Goal:
Count how many lines of the data below contain the string "Petitioner"; the reply should be that number alone.

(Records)
■ ■ ■ ■ ■
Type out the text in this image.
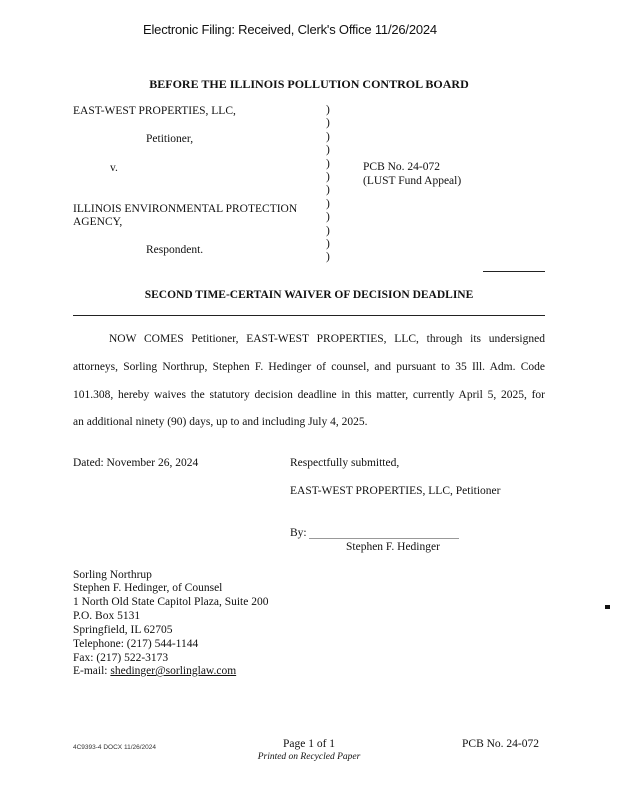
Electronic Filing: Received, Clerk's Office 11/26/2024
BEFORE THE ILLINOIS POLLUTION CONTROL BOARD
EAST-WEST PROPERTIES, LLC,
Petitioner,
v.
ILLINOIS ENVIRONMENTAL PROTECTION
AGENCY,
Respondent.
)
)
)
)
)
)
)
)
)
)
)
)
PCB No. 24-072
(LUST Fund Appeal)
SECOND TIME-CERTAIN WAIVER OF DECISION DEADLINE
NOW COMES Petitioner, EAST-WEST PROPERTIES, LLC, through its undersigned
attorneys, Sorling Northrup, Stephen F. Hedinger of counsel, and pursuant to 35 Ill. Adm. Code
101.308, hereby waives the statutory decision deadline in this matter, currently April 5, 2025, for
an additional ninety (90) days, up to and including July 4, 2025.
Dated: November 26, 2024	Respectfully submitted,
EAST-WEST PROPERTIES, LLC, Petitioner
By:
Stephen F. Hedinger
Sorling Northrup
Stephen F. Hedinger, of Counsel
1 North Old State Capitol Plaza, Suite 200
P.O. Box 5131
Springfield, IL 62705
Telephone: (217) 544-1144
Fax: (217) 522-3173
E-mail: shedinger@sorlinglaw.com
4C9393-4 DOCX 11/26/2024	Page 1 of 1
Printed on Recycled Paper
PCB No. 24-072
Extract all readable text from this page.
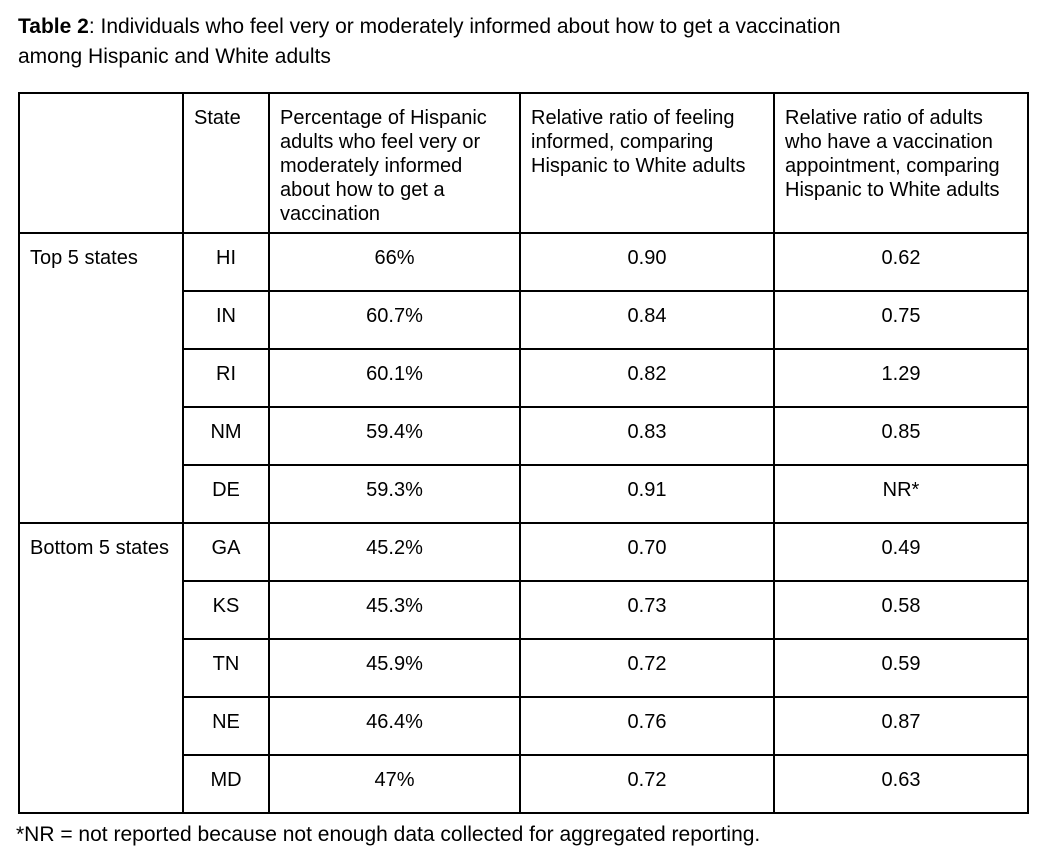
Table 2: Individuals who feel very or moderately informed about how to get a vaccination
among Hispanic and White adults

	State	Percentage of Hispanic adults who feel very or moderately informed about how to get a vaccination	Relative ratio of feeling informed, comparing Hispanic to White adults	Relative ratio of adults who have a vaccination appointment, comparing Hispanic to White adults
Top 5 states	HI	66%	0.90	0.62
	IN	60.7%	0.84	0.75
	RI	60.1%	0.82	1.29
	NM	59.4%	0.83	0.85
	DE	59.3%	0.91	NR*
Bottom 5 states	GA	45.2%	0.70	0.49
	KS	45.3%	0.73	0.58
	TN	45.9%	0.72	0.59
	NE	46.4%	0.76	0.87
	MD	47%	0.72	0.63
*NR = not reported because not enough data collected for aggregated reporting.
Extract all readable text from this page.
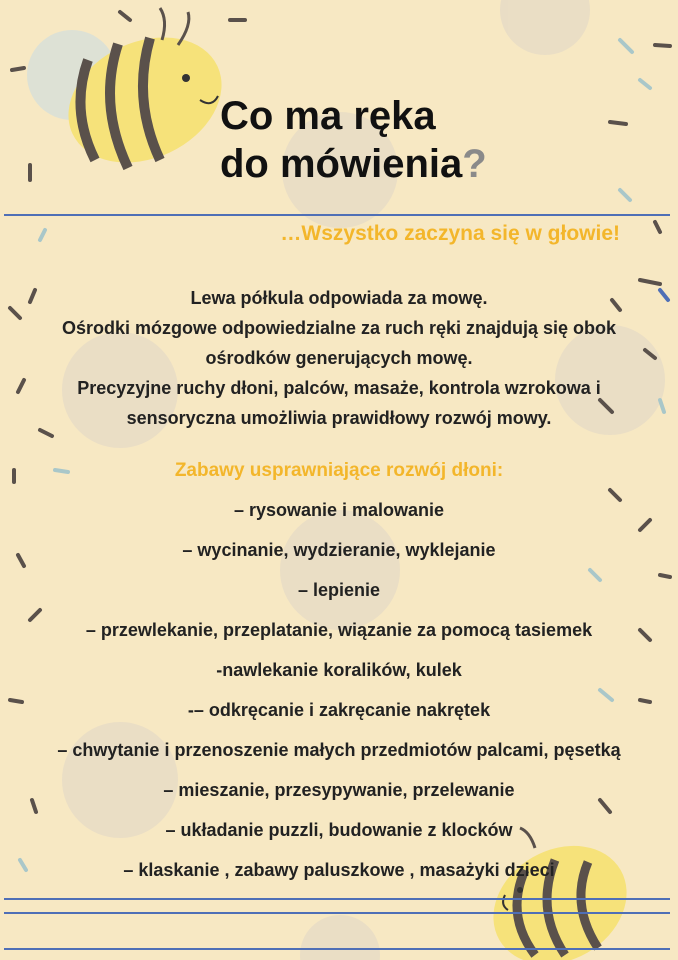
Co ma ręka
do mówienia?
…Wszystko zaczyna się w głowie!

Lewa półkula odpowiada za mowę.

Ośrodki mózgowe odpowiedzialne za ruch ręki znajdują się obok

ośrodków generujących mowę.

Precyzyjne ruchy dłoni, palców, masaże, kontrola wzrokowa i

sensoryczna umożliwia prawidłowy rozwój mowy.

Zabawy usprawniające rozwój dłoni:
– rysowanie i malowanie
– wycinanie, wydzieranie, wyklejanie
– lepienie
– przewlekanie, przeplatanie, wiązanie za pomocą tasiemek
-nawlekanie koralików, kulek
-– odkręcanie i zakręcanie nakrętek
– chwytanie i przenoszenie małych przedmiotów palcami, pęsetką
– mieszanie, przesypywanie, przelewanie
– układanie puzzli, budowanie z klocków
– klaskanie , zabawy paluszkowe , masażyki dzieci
■ ■ ■ ■ ■
The completed task:
3